Determine how many lines of the material hold the string "this" and reply with only that number.

◆ Available records ◆
=-=-=

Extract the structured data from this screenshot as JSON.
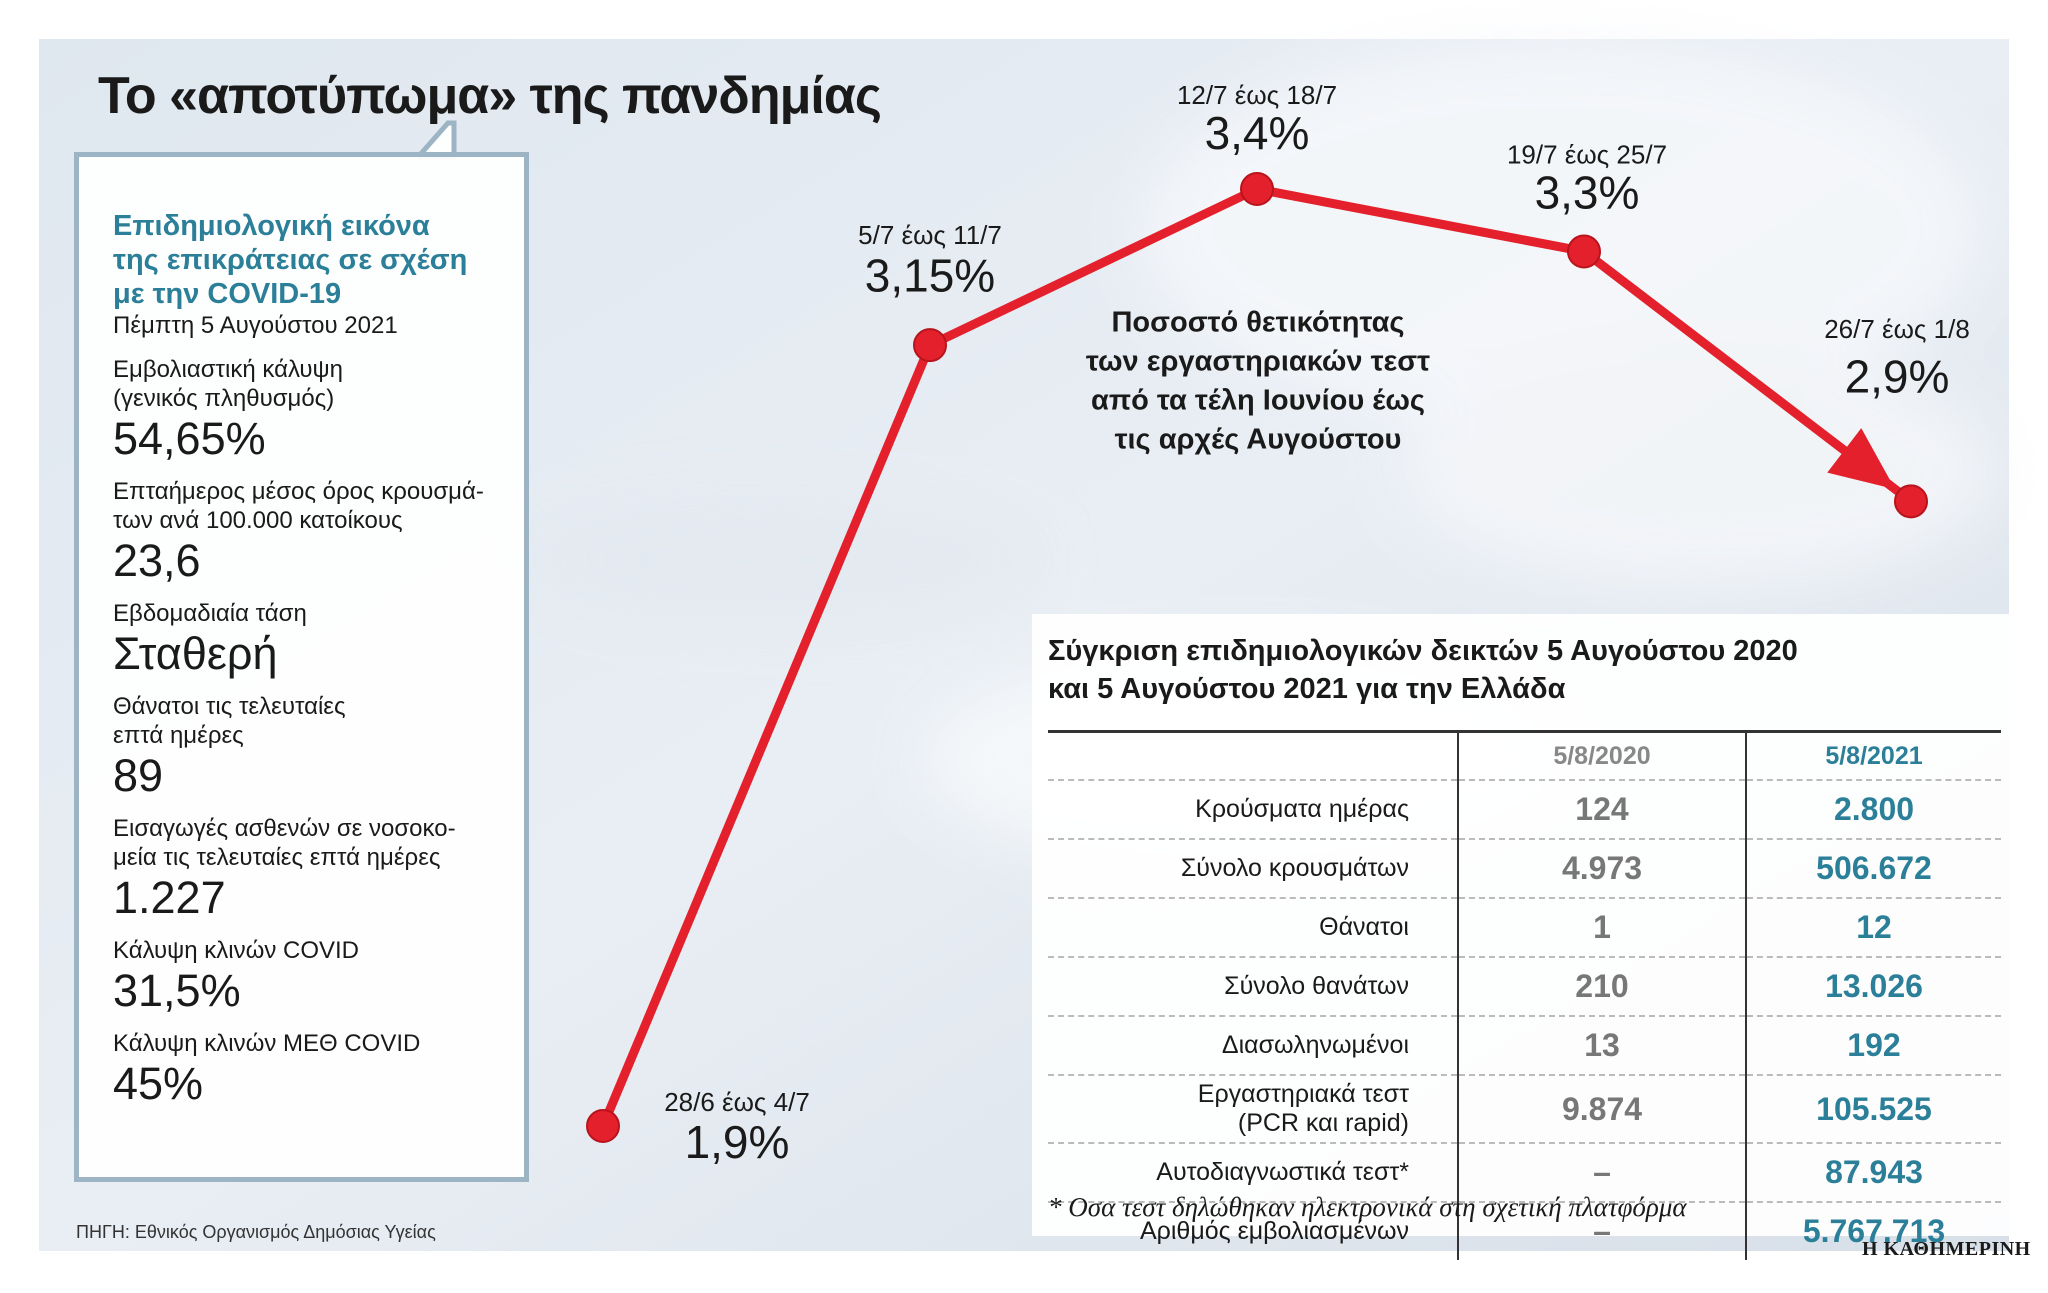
{
  "title": "Το «αποτύπωμα» της πανδημίας",
  "chart_data": {
    "type": "line",
    "annotation": [
      "Ποσοστό θετικότητας",
      "των εργαστηριακών τεστ",
      "από τα τέλη Ιουνίου έως",
      "τις αρχές Αυγούστου"
    ],
    "categories": [
      "28/6 έως 4/7",
      "5/7 έως 11/7",
      "12/7 έως 18/7",
      "19/7 έως 25/7",
      "26/7 έως 1/8"
    ],
    "values": [
      1.9,
      3.15,
      3.4,
      3.3,
      2.9
    ],
    "value_labels": [
      "1,9%",
      "3,15%",
      "3,4%",
      "3,3%",
      "2,9%"
    ],
    "color": "#e3202b"
  },
  "panel": {
    "heading": [
      "Επιδημιολογική εικόνα",
      "της επικράτειας σε σχέση",
      "με την COVID-19"
    ],
    "date": "Πέμπτη 5 Αυγούστου 2021",
    "items": [
      {
        "label": [
          "Εμβολιαστική κάλυψη",
          "(γενικός πληθυσμός)"
        ],
        "value": "54,65%"
      },
      {
        "label": [
          "Επταήμερος μέσος όρος κρουσμά-",
          "των ανά 100.000 κατοίκους"
        ],
        "value": "23,6"
      },
      {
        "label": [
          "Εβδομαδιαία τάση"
        ],
        "value": "Σταθερή"
      },
      {
        "label": [
          "Θάνατοι τις τελευταίες",
          "επτά ημέρες"
        ],
        "value": "89"
      },
      {
        "label": [
          "Εισαγωγές ασθενών σε νοσοκο-",
          "μεία τις τελευταίες επτά ημέρες"
        ],
        "value": "1.227"
      },
      {
        "label": [
          "Κάλυψη κλινών COVID"
        ],
        "value": "31,5%"
      },
      {
        "label": [
          "Κάλυψη κλινών ΜΕΘ COVID"
        ],
        "value": "45%"
      }
    ]
  },
  "table": {
    "title": [
      "Σύγκριση επιδημιολογικών δεικτών 5 Αυγούστου 2020",
      "και 5 Αυγούστου 2021 για την Ελλάδα"
    ],
    "columns": [
      "5/8/2020",
      "5/8/2021"
    ],
    "rows": [
      {
        "label": [
          "Κρούσματα ημέρας"
        ],
        "values": [
          "124",
          "2.800"
        ]
      },
      {
        "label": [
          "Σύνολο κρουσμάτων"
        ],
        "values": [
          "4.973",
          "506.672"
        ]
      },
      {
        "label": [
          "Θάνατοι"
        ],
        "values": [
          "1",
          "12"
        ]
      },
      {
        "label": [
          "Σύνολο θανάτων"
        ],
        "values": [
          "210",
          "13.026"
        ]
      },
      {
        "label": [
          "Διασωληνωμένοι"
        ],
        "values": [
          "13",
          "192"
        ]
      },
      {
        "label": [
          "Εργαστηριακά τεστ",
          "(PCR και rapid)"
        ],
        "values": [
          "9.874",
          "105.525"
        ]
      },
      {
        "label": [
          "Αυτοδιαγνωστικά τεστ*"
        ],
        "values": [
          "–",
          "87.943"
        ]
      },
      {
        "label": [
          "Αριθμός εμβολιασμένων"
        ],
        "values": [
          "–",
          "5.767.713"
        ]
      }
    ],
    "footnote": "* Οσα τεστ δηλώθηκαν ηλεκτρονικά στη σχετική πλατφόρμα"
  },
  "source": "ΠΗΓΗ: Εθνικός Οργανισμός Δημόσιας Υγείας",
  "brand": "Η ΚΑΘΗΜΕΡΙΝΗ"
}
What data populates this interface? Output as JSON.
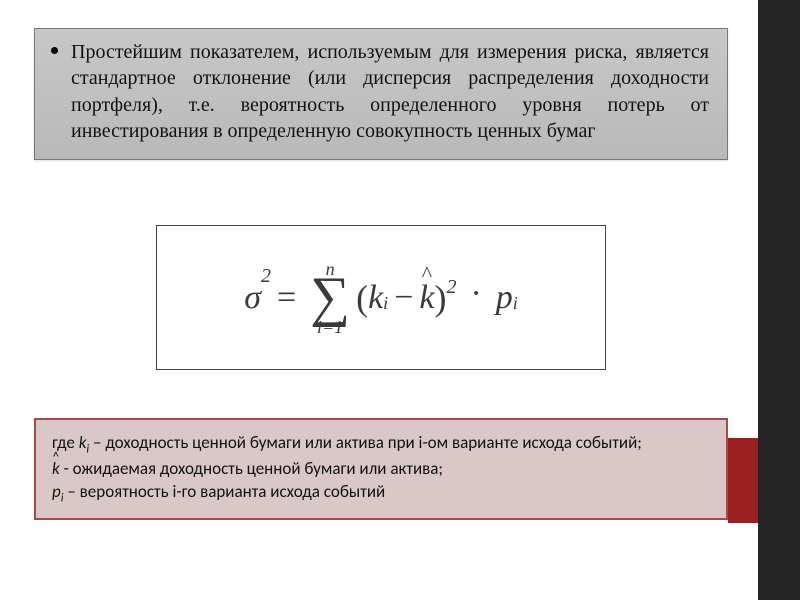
{
  "colors": {
    "right_stripe": "#262626",
    "right_accent": "#9a1f1f",
    "main_box_bg_top": "#c7c7c7",
    "main_box_bg_bottom": "#b9b9b9",
    "main_box_border": "#777777",
    "legend_bg": "#d9c8c7",
    "legend_border": "#a34c48",
    "text": "#111111",
    "formula_text": "#3a3a3a"
  },
  "typography": {
    "main_fontsize": 20,
    "formula_fontsize": 34,
    "legend_fontsize": 17,
    "main_family": "Georgia",
    "legend_family": "Calibri"
  },
  "main": {
    "text": "Простейшим показателем, используемым для измерения риска, является стандартное отклонение (или дисперсия распределения доходности портфеля), т.е. вероятность определенного уровня потерь от инвестирования в определенную совокупность ценных бумаг"
  },
  "formula": {
    "lhs_base": "σ",
    "lhs_exp": "2",
    "eq": "=",
    "sum_upper": "n",
    "sum_lower": "i=1",
    "k": "k",
    "k_sub": "i",
    "minus": "−",
    "khat": "k",
    "exp2": "2",
    "dot": "·",
    "p": "p",
    "p_sub": "i"
  },
  "legend": {
    "line1_prefix": "где ",
    "line1_var": "k",
    "line1_sub": "i",
    "line1_rest": " – доходность ценной бумаги или актива при i-ом варианте исхода событий;",
    "line2_var": "k",
    "line2_rest": " - ожидаемая доходность ценной бумаги или актива;",
    "line3_var": "p",
    "line3_sub": "i",
    "line3_rest": " – вероятность i-го варианта исхода событий"
  }
}
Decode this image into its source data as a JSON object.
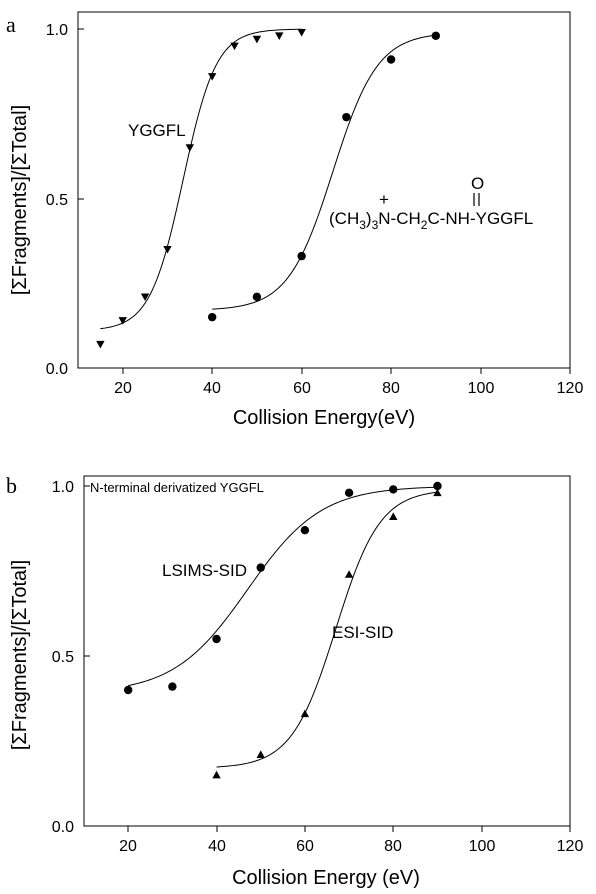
{
  "chart_data": [
    {
      "type": "scatter",
      "panel_label": "a",
      "xlabel": "Collision Energy(eV)",
      "ylabel": "[ΣFragments]/[ΣTotal]",
      "xlim": [
        10,
        120
      ],
      "ylim": [
        0,
        1.05
      ],
      "xticks": [
        "20",
        "40",
        "60",
        "80",
        "100",
        "120"
      ],
      "yticks": [
        "0.0",
        "0.5",
        "1.0"
      ],
      "grid": false,
      "series": [
        {
          "name": "YGGFL",
          "marker": "triangle-down",
          "x": [
            15,
            20,
            25,
            30,
            35,
            40,
            45,
            50,
            55,
            60
          ],
          "y": [
            0.07,
            0.14,
            0.21,
            0.35,
            0.65,
            0.86,
            0.95,
            0.97,
            0.98,
            0.99
          ],
          "fit": {
            "bottom": 0.11,
            "top": 1.0,
            "x0": 33.5,
            "k": 0.27,
            "xrange": [
              15,
              60
            ]
          }
        },
        {
          "name": "(CH3)3N-CH2C-NH-YGGFL",
          "marker": "circle",
          "x": [
            40,
            50,
            60,
            70,
            80,
            90
          ],
          "y": [
            0.15,
            0.21,
            0.33,
            0.74,
            0.91,
            0.98
          ],
          "fit": {
            "bottom": 0.17,
            "top": 0.99,
            "x0": 67,
            "k": 0.2,
            "xrange": [
              40,
              90
            ]
          }
        }
      ],
      "formula": {
        "charge": "+",
        "carbonyl_o": "O",
        "part1": "(CH",
        "sub1": "3",
        "part2": ")",
        "sub2": "3",
        "part3": "N-CH",
        "sub3": "2",
        "part4": "C-NH-YGGFL"
      }
    },
    {
      "type": "scatter",
      "panel_label": "b",
      "title": "N-terminal derivatized YGGFL",
      "xlabel": "Collision Energy (eV)",
      "ylabel": "[ΣFragments]/[ΣTotal]",
      "xlim": [
        10,
        120
      ],
      "ylim": [
        0,
        1.05
      ],
      "xticks": [
        "20",
        "40",
        "60",
        "80",
        "100",
        "120"
      ],
      "yticks": [
        "0.0",
        "0.5",
        "1.0"
      ],
      "grid": false,
      "series": [
        {
          "name": "LSIMS-SID",
          "marker": "circle",
          "x": [
            20,
            30,
            40,
            50,
            60,
            70,
            80,
            90
          ],
          "y": [
            0.4,
            0.41,
            0.55,
            0.76,
            0.87,
            0.98,
            0.99,
            1.0
          ],
          "fit": {
            "bottom": 0.39,
            "top": 1.0,
            "x0": 47,
            "k": 0.12,
            "xrange": [
              20,
              90
            ]
          }
        },
        {
          "name": "ESI-SID",
          "marker": "triangle-up",
          "x": [
            40,
            50,
            60,
            70,
            80,
            90
          ],
          "y": [
            0.15,
            0.21,
            0.33,
            0.74,
            0.91,
            0.98
          ],
          "fit": {
            "bottom": 0.17,
            "top": 0.99,
            "x0": 67,
            "k": 0.2,
            "xrange": [
              40,
              90
            ]
          }
        }
      ]
    }
  ]
}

=-=-=

◆ Finished task ◆
3